Job:
Check each line of the entries below for the string "dividend"; copy every line where it appears.

Figure data in JSON
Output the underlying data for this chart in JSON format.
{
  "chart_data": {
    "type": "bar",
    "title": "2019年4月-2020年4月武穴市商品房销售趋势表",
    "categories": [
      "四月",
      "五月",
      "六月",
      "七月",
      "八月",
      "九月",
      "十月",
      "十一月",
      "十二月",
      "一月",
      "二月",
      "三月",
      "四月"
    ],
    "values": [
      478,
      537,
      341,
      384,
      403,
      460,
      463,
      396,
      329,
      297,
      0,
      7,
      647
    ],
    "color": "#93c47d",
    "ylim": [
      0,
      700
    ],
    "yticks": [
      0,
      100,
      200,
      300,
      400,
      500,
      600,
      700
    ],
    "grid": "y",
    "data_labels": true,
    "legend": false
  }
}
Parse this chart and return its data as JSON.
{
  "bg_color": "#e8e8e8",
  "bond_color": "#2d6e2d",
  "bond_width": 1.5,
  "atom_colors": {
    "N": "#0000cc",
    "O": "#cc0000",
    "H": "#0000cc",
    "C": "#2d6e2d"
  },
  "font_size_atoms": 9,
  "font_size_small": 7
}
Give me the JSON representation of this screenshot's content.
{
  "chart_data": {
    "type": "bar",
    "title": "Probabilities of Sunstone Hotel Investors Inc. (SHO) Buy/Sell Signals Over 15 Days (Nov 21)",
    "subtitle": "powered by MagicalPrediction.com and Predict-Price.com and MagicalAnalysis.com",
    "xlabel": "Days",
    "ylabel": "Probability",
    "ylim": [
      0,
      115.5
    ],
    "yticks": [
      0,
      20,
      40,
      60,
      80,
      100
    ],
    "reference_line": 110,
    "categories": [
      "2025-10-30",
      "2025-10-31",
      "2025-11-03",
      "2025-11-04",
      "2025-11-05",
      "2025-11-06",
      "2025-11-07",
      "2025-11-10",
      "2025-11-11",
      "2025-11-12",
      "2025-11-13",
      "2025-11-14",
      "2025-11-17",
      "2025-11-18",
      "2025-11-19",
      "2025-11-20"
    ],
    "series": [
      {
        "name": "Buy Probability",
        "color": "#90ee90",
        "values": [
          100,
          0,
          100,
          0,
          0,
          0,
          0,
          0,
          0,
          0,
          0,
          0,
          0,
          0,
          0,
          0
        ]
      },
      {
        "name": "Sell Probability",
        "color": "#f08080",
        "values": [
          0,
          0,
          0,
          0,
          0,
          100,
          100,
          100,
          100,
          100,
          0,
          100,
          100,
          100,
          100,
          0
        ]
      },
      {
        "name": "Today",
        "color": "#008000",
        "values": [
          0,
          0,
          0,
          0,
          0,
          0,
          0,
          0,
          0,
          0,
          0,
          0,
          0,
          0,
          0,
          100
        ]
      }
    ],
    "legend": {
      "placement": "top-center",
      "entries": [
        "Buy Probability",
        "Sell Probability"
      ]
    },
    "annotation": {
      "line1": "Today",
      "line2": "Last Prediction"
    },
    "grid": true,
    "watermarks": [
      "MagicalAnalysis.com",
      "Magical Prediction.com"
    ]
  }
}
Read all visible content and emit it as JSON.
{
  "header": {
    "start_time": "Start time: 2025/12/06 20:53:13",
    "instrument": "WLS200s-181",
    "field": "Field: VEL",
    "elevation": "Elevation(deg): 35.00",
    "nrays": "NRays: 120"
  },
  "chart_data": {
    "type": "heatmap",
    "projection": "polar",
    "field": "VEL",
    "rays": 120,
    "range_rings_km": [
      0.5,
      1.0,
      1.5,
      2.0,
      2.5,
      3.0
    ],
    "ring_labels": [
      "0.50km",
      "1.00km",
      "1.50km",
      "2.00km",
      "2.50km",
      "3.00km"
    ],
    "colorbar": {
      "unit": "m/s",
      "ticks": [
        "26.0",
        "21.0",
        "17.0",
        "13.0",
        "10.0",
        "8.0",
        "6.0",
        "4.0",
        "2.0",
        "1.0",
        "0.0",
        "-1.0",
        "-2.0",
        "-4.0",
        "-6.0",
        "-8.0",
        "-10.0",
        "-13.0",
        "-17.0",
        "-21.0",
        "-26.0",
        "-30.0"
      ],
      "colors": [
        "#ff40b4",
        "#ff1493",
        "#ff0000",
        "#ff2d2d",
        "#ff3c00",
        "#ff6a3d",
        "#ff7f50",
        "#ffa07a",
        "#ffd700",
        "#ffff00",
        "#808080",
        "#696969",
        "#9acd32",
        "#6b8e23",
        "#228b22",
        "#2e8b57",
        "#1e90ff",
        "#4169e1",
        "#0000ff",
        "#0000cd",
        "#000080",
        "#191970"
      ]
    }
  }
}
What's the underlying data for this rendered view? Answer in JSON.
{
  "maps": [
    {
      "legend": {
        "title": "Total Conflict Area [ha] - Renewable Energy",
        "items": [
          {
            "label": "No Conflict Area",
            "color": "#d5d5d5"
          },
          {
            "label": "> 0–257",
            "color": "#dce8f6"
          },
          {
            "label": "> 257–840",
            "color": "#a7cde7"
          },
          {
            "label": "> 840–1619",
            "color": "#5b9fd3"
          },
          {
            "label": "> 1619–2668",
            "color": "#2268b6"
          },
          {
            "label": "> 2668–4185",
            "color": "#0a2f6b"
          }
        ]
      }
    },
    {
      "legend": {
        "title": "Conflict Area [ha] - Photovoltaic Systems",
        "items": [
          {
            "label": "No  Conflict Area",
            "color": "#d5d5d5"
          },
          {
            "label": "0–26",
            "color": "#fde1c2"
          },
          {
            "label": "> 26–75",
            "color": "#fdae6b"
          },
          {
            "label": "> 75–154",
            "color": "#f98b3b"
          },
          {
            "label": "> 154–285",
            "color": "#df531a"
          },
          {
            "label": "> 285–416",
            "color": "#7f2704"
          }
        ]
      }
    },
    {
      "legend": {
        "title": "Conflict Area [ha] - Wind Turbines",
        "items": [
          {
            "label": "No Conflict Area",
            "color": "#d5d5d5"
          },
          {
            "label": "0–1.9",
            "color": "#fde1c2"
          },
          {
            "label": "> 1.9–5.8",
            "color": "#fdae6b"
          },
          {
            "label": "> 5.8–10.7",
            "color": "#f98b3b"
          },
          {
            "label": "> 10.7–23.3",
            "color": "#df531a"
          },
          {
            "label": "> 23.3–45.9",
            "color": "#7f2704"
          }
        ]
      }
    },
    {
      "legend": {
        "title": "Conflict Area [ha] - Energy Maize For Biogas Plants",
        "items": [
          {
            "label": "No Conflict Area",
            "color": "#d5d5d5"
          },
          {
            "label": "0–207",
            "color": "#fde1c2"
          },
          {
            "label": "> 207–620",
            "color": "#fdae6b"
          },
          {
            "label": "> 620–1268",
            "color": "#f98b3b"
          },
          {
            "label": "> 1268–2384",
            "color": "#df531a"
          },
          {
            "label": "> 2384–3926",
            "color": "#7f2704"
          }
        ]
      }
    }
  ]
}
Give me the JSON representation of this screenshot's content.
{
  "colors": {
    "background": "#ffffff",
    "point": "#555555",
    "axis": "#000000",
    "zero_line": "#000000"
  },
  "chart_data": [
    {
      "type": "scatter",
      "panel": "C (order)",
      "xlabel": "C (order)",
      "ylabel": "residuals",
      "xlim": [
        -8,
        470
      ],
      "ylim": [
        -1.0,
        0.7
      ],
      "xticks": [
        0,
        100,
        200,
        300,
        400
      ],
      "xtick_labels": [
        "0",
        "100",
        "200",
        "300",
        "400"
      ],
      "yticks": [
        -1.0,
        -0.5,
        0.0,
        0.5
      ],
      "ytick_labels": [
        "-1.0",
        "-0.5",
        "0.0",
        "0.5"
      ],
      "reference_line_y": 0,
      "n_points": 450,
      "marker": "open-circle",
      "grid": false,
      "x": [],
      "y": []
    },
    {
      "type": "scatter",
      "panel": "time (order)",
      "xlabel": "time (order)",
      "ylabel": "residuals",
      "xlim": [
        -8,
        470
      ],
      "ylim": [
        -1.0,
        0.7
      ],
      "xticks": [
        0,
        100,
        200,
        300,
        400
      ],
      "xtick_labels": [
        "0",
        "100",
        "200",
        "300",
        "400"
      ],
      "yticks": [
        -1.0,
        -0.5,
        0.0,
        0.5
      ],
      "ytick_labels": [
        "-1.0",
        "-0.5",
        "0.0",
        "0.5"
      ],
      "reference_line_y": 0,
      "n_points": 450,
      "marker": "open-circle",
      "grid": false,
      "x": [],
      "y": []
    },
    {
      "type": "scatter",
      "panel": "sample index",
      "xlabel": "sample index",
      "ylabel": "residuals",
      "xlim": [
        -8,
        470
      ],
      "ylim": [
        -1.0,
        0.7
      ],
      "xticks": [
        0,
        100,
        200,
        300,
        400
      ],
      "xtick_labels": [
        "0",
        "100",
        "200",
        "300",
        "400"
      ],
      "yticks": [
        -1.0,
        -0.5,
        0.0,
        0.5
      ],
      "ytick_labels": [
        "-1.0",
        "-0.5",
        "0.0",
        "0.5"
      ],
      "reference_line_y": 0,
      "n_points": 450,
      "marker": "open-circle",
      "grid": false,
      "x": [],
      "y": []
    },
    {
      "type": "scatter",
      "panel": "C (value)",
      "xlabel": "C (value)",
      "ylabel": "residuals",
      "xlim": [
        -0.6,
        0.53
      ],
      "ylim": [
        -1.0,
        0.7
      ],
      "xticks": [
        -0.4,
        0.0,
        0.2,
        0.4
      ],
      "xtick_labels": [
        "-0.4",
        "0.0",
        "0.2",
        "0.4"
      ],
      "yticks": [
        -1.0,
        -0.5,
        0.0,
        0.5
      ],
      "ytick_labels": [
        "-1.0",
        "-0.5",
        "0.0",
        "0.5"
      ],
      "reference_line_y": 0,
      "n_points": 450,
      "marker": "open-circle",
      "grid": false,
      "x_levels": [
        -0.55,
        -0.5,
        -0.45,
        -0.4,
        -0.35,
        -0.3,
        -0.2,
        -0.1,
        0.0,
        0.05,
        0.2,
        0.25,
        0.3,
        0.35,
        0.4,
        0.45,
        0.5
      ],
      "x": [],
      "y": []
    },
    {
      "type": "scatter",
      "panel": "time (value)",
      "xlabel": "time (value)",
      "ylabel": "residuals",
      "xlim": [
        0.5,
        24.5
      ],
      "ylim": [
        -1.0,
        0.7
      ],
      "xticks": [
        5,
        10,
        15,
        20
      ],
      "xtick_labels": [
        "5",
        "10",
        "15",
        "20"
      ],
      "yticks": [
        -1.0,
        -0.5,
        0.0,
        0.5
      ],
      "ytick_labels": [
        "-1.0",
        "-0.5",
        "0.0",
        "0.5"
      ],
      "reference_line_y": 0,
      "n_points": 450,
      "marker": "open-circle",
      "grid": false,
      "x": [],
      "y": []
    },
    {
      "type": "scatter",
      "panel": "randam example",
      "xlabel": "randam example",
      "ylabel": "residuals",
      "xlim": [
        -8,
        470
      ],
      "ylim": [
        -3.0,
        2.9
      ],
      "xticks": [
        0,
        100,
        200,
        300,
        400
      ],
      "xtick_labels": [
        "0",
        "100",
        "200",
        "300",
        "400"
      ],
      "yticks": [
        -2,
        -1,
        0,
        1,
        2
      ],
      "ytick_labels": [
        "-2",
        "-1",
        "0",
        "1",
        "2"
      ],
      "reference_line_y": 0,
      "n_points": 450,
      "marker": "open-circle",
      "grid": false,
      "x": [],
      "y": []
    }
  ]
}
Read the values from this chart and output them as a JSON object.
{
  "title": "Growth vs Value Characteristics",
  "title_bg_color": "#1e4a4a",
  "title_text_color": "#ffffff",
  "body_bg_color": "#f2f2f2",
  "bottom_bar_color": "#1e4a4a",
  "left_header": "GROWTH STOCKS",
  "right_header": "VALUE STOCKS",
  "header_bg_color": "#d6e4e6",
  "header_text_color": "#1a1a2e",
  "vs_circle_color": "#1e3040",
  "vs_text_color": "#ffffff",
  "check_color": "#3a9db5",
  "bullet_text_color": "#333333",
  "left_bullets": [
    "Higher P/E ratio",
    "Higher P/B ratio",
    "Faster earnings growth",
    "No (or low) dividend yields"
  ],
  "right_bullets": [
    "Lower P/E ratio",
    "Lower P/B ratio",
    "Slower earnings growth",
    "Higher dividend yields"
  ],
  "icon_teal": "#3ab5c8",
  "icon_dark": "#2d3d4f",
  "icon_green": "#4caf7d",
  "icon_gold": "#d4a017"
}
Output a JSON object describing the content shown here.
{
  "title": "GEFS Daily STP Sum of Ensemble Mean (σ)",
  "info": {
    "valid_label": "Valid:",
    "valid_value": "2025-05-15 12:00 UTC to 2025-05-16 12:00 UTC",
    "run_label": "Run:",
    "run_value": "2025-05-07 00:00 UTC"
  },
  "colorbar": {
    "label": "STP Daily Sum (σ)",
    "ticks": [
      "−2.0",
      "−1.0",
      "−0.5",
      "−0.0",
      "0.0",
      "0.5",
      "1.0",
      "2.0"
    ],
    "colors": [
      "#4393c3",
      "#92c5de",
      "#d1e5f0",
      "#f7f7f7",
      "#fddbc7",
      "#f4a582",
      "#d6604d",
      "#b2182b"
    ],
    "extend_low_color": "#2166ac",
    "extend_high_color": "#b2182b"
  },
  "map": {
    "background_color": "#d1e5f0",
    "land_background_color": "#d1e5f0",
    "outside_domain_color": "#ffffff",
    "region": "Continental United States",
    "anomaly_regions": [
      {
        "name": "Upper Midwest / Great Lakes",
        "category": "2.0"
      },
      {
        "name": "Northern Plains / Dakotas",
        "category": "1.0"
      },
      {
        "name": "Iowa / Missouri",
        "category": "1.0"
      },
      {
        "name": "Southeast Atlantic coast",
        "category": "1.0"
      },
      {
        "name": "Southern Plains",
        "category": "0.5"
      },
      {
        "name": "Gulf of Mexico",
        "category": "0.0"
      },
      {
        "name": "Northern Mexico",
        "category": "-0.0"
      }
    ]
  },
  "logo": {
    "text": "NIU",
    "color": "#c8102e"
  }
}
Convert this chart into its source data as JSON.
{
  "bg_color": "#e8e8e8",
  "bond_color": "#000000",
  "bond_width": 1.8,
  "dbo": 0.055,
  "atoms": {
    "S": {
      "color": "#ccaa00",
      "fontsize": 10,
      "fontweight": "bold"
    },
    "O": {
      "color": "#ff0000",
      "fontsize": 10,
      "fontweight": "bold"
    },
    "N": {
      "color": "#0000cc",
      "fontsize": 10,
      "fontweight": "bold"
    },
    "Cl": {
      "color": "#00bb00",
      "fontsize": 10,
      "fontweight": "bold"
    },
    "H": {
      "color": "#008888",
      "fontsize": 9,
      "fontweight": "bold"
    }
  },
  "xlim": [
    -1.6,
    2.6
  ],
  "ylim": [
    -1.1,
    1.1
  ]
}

Right answer:
    "No (or low) dividend yields"
    "Higher dividend yields"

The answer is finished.